## Task requirements
Across the material below, how many lines contain the word "text"? Give only the number.

-- start of Supplied records --

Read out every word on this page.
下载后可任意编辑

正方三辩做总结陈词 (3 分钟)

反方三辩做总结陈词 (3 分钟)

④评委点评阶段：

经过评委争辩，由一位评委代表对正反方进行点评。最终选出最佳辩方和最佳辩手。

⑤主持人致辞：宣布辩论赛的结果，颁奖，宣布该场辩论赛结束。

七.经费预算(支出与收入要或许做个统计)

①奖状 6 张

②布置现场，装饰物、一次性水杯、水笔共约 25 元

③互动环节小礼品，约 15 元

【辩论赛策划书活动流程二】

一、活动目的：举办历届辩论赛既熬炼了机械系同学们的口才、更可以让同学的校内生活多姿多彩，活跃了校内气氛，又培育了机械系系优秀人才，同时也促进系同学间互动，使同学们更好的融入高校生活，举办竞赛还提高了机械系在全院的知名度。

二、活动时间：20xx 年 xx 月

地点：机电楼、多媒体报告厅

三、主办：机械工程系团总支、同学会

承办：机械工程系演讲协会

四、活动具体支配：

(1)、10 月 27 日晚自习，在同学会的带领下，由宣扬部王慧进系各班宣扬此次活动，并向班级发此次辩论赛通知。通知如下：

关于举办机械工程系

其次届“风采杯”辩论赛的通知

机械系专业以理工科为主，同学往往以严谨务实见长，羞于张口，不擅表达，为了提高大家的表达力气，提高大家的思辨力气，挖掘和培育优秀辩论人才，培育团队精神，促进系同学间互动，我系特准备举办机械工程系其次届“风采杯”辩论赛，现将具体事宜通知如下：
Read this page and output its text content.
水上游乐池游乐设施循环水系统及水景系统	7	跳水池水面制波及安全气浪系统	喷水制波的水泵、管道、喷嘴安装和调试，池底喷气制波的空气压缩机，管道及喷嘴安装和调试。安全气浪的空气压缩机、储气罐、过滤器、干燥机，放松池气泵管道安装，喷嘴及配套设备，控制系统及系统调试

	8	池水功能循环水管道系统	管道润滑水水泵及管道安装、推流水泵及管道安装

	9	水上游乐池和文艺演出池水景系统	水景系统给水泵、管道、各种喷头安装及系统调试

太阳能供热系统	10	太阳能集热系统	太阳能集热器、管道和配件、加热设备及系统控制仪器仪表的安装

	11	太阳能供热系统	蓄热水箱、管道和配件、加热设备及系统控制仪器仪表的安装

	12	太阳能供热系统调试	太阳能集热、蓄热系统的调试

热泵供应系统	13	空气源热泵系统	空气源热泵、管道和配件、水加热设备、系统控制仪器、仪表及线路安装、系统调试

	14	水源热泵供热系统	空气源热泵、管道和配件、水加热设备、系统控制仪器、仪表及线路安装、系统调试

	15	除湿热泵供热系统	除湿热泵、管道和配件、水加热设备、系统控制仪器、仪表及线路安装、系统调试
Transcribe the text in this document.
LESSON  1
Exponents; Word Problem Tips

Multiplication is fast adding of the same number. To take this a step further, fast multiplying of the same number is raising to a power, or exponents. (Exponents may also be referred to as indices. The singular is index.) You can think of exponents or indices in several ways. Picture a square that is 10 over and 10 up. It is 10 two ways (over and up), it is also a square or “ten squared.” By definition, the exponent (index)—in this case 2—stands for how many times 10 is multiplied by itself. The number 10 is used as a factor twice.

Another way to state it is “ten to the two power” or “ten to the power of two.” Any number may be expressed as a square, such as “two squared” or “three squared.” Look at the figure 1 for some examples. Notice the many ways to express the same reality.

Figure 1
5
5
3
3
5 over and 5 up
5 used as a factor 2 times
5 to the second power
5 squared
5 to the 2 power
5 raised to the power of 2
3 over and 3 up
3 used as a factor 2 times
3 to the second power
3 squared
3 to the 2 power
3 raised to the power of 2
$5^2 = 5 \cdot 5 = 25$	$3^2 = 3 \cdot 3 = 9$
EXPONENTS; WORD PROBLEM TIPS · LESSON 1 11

-- end of Supplied records --
-- start of Supplied records --

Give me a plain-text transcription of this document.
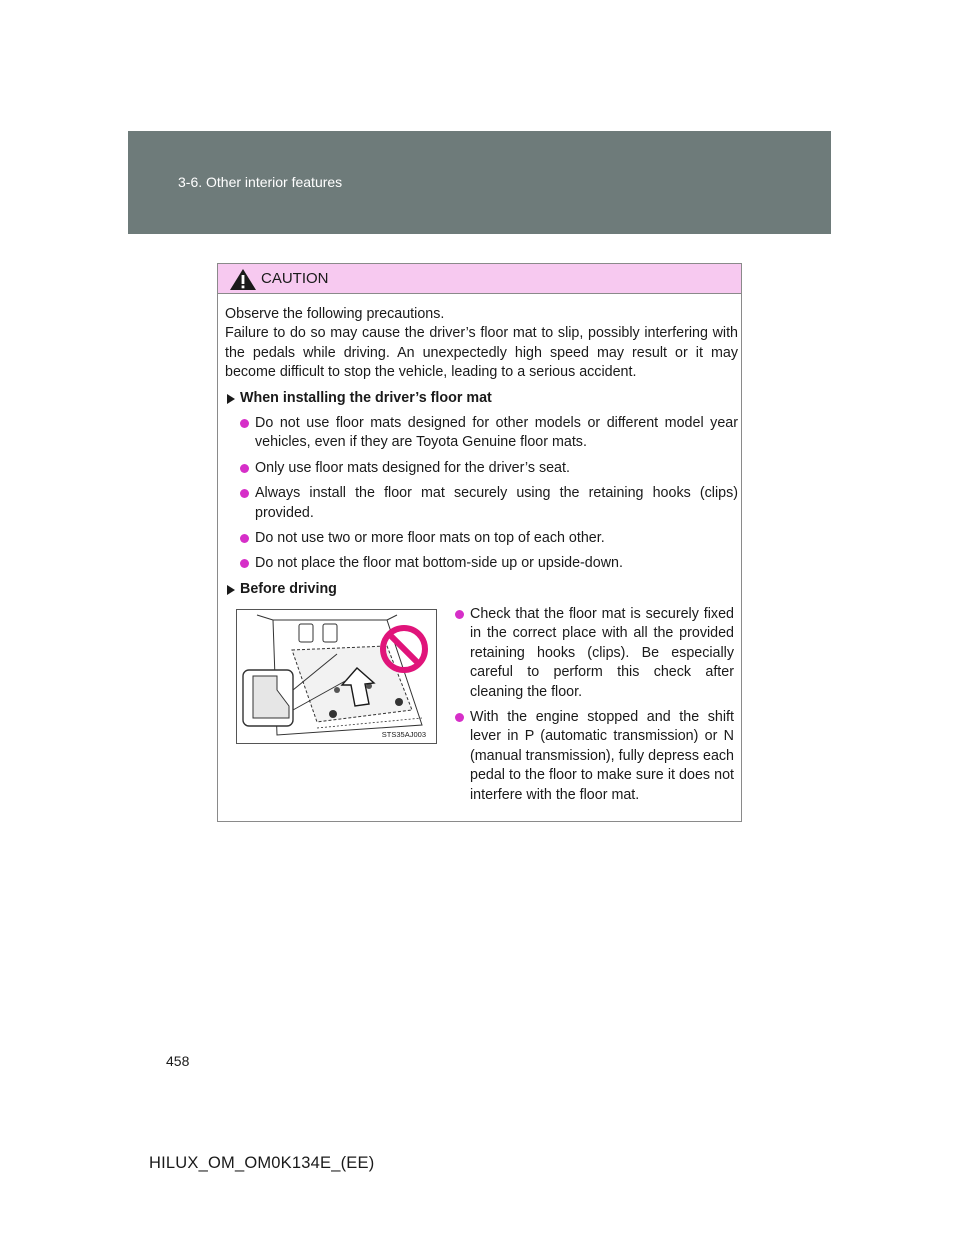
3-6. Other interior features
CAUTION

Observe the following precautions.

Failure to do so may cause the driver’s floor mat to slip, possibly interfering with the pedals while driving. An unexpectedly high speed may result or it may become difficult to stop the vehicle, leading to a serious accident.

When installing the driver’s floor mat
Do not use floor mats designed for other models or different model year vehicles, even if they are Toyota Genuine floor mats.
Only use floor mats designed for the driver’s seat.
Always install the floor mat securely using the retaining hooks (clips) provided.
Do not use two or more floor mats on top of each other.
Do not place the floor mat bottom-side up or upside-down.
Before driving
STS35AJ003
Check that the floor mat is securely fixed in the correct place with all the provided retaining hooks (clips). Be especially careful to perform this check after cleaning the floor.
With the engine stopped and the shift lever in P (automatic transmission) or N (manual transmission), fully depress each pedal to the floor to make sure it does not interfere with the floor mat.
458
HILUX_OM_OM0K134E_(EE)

-- end of Supplied records --

## Result of this task
3